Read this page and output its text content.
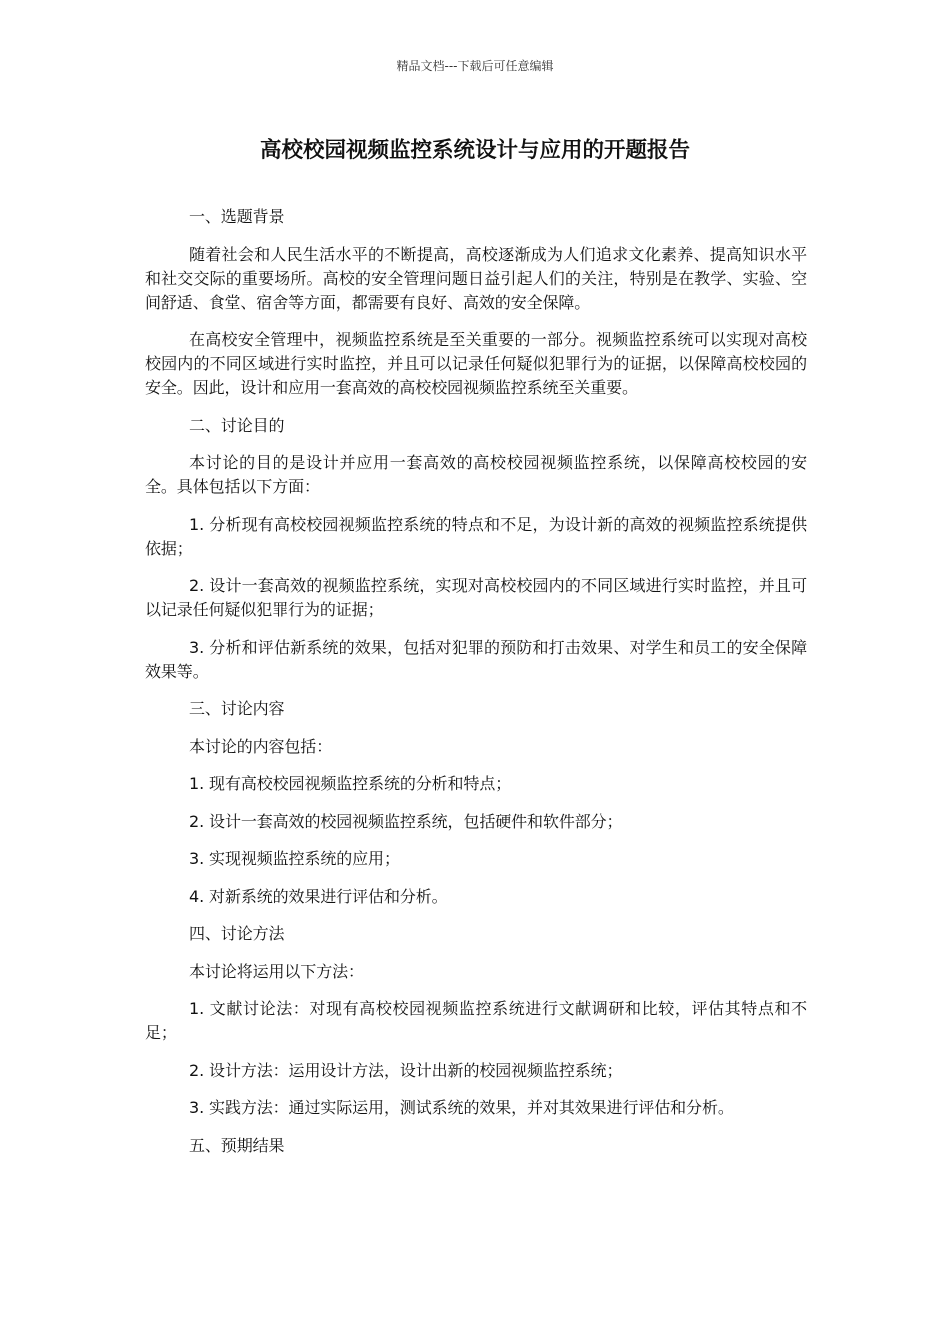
精品文档---下载后可任意编辑
高校校园视频监控系统设计与应用的开题报告

一、选题背景

随着社会和人民生活水平的不断提高，高校逐渐成为人们追求文化素养、提高知识水平和社交交际的重要场所。高校的安全管理问题日益引起人们的关注，特别是在教学、实验、空间舒适、食堂、宿舍等方面，都需要有良好、高效的安全保障。

在高校安全管理中，视频监控系统是至关重要的一部分。视频监控系统可以实现对高校校园内的不同区域进行实时监控，并且可以记录任何疑似犯罪行为的证据，以保障高校校园的安全。因此，设计和应用一套高效的高校校园视频监控系统至关重要。

二、讨论目的

本讨论的目的是设计并应用一套高效的高校校园视频监控系统，以保障高校校园的安全。具体包括以下方面：

1. 分析现有高校校园视频监控系统的特点和不足，为设计新的高效的视频监控系统提供依据；

2. 设计一套高效的视频监控系统，实现对高校校园内的不同区域进行实时监控，并且可以记录任何疑似犯罪行为的证据；

3. 分析和评估新系统的效果，包括对犯罪的预防和打击效果、对学生和员工的安全保障效果等。

三、讨论内容

本讨论的内容包括：

1. 现有高校校园视频监控系统的分析和特点；

2. 设计一套高效的校园视频监控系统，包括硬件和软件部分；

3. 实现视频监控系统的应用；

4. 对新系统的效果进行评估和分析。

四、讨论方法

本讨论将运用以下方法：

1. 文献讨论法：对现有高校校园视频监控系统进行文献调研和比较，评估其特点和不足；

2. 设计方法：运用设计方法，设计出新的校园视频监控系统；

3. 实践方法：通过实际运用，测试系统的效果，并对其效果进行评估和分析。

五、预期结果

* [Set problem]
Find "并且可以记录任何疑似犯罪行为的证据". Copy every line it occurs in.

* [Finished task]
在高校安全管理中，视频监控系统是至关重要的一部分。视频监控系统可以实现对高校校园内的不同区域进行实时监控，并且可以记录任何疑似犯罪行为的证据，以保障高校校园的安全。因此，设计和应用一套高效的高校校园视频监控系统至关重要。
2. 设计一套高效的视频监控系统，实现对高校校园内的不同区域进行实时监控，并且可以记录任何疑似犯罪行为的证据；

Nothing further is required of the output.